◆ **GIVEN EXERCISE**: Examine each line of the data. Copy those that contain the string "Joint".

◆ **EXERCISE INPUTS**:
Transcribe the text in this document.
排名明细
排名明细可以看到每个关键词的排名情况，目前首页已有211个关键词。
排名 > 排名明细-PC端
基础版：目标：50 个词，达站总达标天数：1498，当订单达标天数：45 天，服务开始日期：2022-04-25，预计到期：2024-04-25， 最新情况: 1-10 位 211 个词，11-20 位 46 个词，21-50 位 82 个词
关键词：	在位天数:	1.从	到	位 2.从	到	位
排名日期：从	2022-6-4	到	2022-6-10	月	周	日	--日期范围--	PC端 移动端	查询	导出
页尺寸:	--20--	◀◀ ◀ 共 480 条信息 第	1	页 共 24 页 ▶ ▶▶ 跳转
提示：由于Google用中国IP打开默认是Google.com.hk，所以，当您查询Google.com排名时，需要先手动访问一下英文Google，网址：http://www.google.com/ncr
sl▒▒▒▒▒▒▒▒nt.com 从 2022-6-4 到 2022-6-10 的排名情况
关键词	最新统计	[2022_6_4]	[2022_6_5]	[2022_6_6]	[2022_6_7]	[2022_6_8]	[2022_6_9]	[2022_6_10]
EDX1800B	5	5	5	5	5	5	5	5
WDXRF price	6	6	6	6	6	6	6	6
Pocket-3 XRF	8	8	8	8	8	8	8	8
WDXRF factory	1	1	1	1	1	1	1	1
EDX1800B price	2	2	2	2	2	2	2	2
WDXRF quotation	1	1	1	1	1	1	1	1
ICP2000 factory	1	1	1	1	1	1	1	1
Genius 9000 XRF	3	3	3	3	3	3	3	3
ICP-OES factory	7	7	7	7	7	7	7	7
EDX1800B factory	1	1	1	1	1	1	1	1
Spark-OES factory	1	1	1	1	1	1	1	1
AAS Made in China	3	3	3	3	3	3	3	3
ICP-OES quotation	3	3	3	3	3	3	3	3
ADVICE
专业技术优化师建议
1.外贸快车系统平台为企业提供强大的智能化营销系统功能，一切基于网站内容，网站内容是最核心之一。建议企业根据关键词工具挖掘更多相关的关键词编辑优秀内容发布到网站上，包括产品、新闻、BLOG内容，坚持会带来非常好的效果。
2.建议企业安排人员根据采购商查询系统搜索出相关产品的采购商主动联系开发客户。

--

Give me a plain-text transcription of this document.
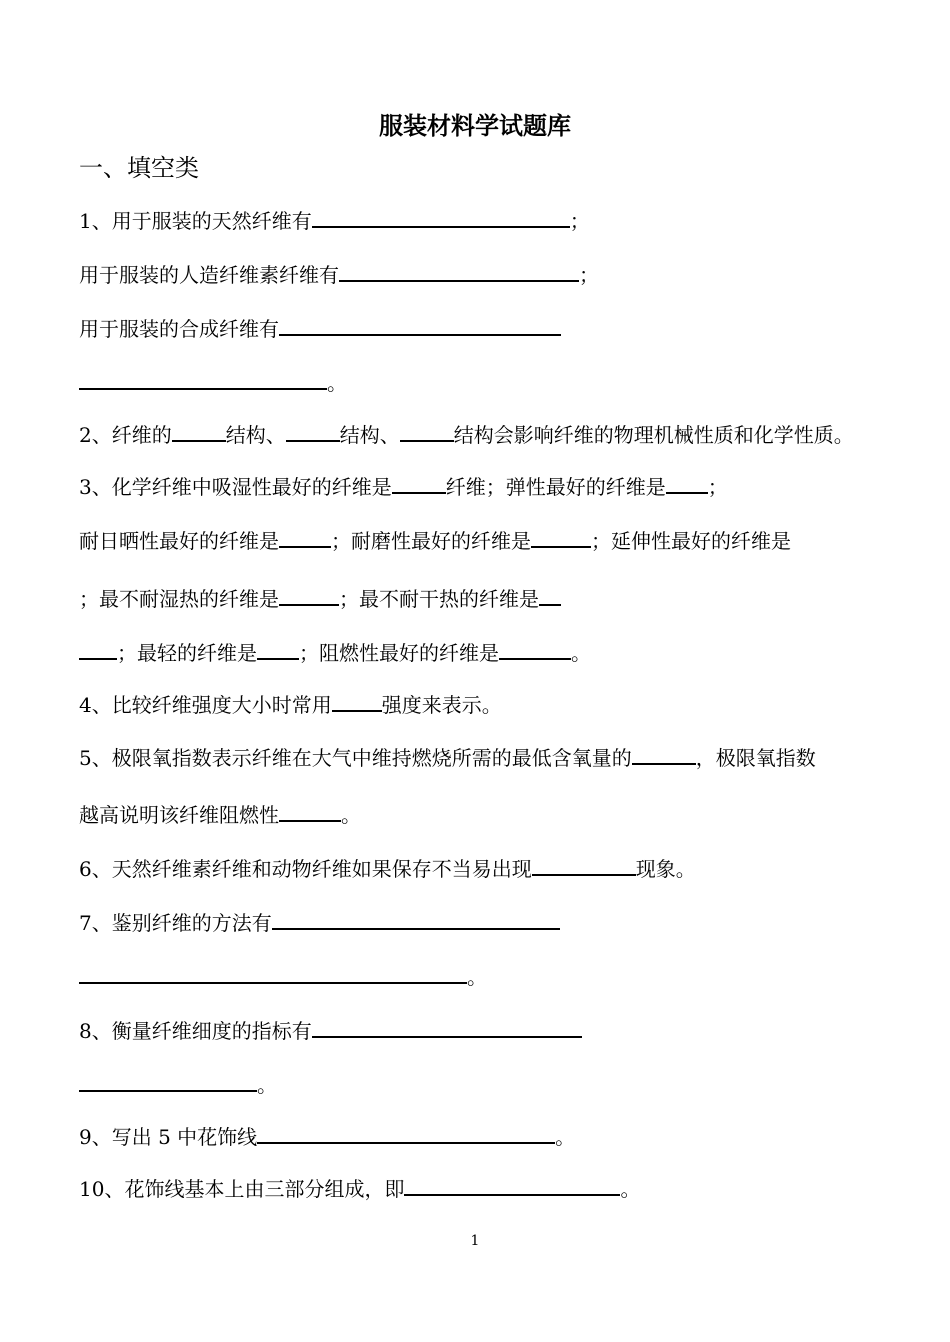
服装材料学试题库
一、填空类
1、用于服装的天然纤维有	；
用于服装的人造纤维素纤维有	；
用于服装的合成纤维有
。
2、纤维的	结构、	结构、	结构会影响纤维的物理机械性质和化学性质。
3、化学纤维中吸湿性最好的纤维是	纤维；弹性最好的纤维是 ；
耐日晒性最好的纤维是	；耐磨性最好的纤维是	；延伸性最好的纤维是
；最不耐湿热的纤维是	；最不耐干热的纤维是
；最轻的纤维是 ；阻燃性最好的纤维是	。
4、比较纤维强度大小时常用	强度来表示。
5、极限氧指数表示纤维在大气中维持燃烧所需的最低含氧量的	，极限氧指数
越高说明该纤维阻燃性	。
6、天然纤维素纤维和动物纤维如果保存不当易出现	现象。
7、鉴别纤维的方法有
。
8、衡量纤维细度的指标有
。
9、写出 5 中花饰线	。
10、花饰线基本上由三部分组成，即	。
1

* * *

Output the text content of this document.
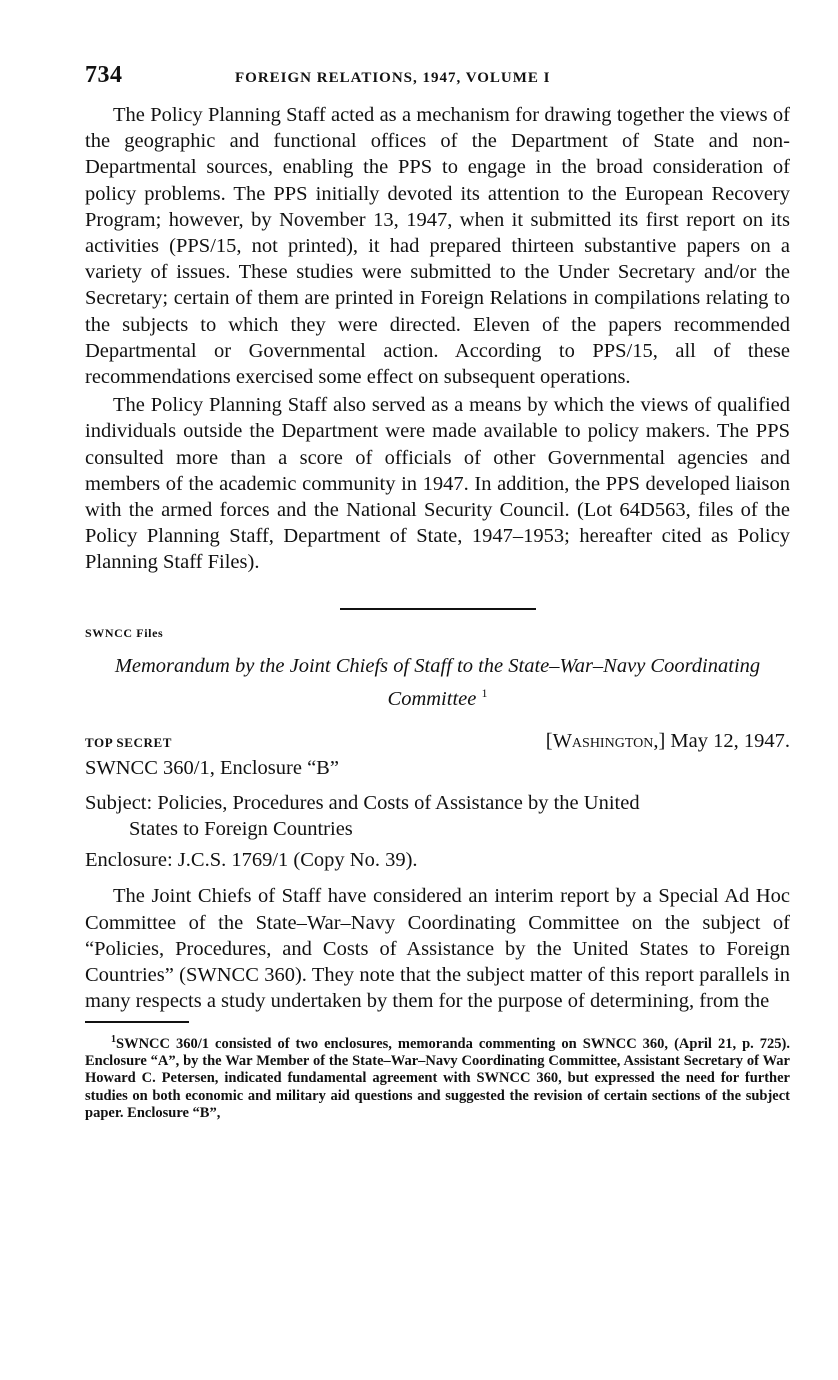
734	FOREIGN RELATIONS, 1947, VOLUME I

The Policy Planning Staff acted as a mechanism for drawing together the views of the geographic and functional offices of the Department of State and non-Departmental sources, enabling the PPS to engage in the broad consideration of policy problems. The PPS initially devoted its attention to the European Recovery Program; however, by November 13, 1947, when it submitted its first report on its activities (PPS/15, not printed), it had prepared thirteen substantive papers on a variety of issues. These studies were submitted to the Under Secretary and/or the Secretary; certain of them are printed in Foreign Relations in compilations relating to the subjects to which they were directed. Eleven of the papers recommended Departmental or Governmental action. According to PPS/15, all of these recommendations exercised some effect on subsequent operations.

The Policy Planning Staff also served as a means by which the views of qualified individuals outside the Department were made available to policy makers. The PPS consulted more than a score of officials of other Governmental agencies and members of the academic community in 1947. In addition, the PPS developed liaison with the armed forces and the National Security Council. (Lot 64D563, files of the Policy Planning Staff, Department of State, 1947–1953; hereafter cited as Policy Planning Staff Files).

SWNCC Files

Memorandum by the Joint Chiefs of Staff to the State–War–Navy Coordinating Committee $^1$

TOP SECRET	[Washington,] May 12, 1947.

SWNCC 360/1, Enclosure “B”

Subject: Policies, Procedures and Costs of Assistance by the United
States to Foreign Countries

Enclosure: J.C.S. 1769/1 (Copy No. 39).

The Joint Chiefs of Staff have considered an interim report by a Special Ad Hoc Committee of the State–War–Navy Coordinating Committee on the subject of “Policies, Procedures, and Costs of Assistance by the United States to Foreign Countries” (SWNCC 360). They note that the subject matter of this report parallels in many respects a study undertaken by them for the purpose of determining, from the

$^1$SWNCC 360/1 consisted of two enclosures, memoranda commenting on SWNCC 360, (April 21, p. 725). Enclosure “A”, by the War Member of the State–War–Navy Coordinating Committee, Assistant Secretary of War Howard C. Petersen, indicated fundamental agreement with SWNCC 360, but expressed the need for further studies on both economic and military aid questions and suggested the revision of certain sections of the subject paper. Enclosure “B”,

◆ **RESULT FOR THIS EXERCISE**:
Memorandum by the Joint Chiefs of Staff to the State–War–Navy Coordinating Committee $^1$
The Joint Chiefs of Staff have considered an interim report by a Special Ad Hoc Committee of the State–War–Navy Coordinating Committee on the subject of “Policies, Procedures, and Costs of Assistance by the United States to Foreign Countries” (SWNCC 360). They note that the subject matter of this report parallels in many respects a study undertaken by them for the purpose of determining, from the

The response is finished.